### GIVEN DATA:
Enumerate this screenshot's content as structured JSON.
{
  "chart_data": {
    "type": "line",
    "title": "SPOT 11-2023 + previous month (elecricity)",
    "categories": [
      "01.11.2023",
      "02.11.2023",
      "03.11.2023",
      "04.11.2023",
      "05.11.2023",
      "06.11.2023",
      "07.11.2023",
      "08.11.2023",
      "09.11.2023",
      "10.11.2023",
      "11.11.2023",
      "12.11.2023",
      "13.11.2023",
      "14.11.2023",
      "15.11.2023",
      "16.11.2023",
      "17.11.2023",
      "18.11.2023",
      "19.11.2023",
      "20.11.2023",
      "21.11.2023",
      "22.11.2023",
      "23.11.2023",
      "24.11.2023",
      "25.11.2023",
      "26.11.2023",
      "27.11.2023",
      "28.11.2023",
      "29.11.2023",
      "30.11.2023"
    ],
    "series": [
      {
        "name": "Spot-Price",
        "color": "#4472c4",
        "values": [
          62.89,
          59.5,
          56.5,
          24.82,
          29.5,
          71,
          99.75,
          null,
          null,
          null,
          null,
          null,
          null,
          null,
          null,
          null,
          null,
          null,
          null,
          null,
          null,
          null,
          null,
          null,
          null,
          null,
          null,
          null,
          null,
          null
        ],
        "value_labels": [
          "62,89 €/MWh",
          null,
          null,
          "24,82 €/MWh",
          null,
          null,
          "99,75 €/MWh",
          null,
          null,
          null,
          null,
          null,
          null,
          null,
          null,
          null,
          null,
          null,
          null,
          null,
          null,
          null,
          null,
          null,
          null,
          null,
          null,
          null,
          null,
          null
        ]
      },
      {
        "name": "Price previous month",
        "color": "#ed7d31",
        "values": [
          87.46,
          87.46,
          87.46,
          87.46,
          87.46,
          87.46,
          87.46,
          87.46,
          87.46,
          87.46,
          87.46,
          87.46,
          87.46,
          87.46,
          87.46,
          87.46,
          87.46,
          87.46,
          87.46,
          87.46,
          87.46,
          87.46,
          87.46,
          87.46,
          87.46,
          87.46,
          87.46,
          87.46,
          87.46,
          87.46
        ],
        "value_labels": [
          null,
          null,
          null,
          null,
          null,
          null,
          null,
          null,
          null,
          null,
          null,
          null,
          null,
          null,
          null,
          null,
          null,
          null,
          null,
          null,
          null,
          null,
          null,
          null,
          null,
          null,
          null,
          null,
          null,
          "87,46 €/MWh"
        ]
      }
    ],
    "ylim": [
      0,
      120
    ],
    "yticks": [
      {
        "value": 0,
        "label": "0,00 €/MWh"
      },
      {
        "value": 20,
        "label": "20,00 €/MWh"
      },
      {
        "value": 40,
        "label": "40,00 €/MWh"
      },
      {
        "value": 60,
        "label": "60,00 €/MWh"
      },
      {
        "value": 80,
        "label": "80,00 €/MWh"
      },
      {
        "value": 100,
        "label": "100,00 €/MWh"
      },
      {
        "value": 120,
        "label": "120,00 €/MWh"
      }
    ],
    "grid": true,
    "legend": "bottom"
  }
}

### DIRECTIVE:
Working from the material above, retype it in its entirety without change.

### WRITTEN SOLUTION:
Enumerate this screenshot's content as structured JSON.
{
  "chart_data": {
    "type": "line",
    "title": "SPOT 11-2023 + previous month (elecricity)",
    "categories": [
      "01.11.2023",
      "02.11.2023",
      "03.11.2023",
      "04.11.2023",
      "05.11.2023",
      "06.11.2023",
      "07.11.2023",
      "08.11.2023",
      "09.11.2023",
      "10.11.2023",
      "11.11.2023",
      "12.11.2023",
      "13.11.2023",
      "14.11.2023",
      "15.11.2023",
      "16.11.2023",
      "17.11.2023",
      "18.11.2023",
      "19.11.2023",
      "20.11.2023",
      "21.11.2023",
      "22.11.2023",
      "23.11.2023",
      "24.11.2023",
      "25.11.2023",
      "26.11.2023",
      "27.11.2023",
      "28.11.2023",
      "29.11.2023",
      "30.11.2023"
    ],
    "series": [
      {
        "name": "Spot-Price",
        "color": "#4472c4",
        "values": [
          62.89,
          59.5,
          56.5,
          24.82,
          29.5,
          71,
          99.75,
          null,
          null,
          null,
          null,
          null,
          null,
          null,
          null,
          null,
          null,
          null,
          null,
          null,
          null,
          null,
          null,
          null,
          null,
          null,
          null,
          null,
          null,
          null
        ],
        "value_labels": [
          "62,89 €/MWh",
          null,
          null,
          "24,82 €/MWh",
          null,
          null,
          "99,75 €/MWh",
          null,
          null,
          null,
          null,
          null,
          null,
          null,
          null,
          null,
          null,
          null,
          null,
          null,
          null,
          null,
          null,
          null,
          null,
          null,
          null,
          null,
          null,
          null
        ]
      },
      {
        "name": "Price previous month",
        "color": "#ed7d31",
        "values": [
          87.46,
          87.46,
          87.46,
          87.46,
          87.46,
          87.46,
          87.46,
          87.46,
          87.46,
          87.46,
          87.46,
          87.46,
          87.46,
          87.46,
          87.46,
          87.46,
          87.46,
          87.46,
          87.46,
          87.46,
          87.46,
          87.46,
          87.46,
          87.46,
          87.46,
          87.46,
          87.46,
          87.46,
          87.46,
          87.46
        ],
        "value_labels": [
          null,
          null,
          null,
          null,
          null,
          null,
          null,
          null,
          null,
          null,
          null,
          null,
          null,
          null,
          null,
          null,
          null,
          null,
          null,
          null,
          null,
          null,
          null,
          null,
          null,
          null,
          null,
          null,
          null,
          "87,46 €/MWh"
        ]
      }
    ],
    "ylim": [
      0,
      120
    ],
    "yticks": [
      {
        "value": 0,
        "label": "0,00 €/MWh"
      },
      {
        "value": 20,
        "label": "20,00 €/MWh"
      },
      {
        "value": 40,
        "label": "40,00 €/MWh"
      },
      {
        "value": 60,
        "label": "60,00 €/MWh"
      },
      {
        "value": 80,
        "label": "80,00 €/MWh"
      },
      {
        "value": 100,
        "label": "100,00 €/MWh"
      },
      {
        "value": 120,
        "label": "120,00 €/MWh"
      }
    ],
    "grid": true,
    "legend": "bottom"
  }
}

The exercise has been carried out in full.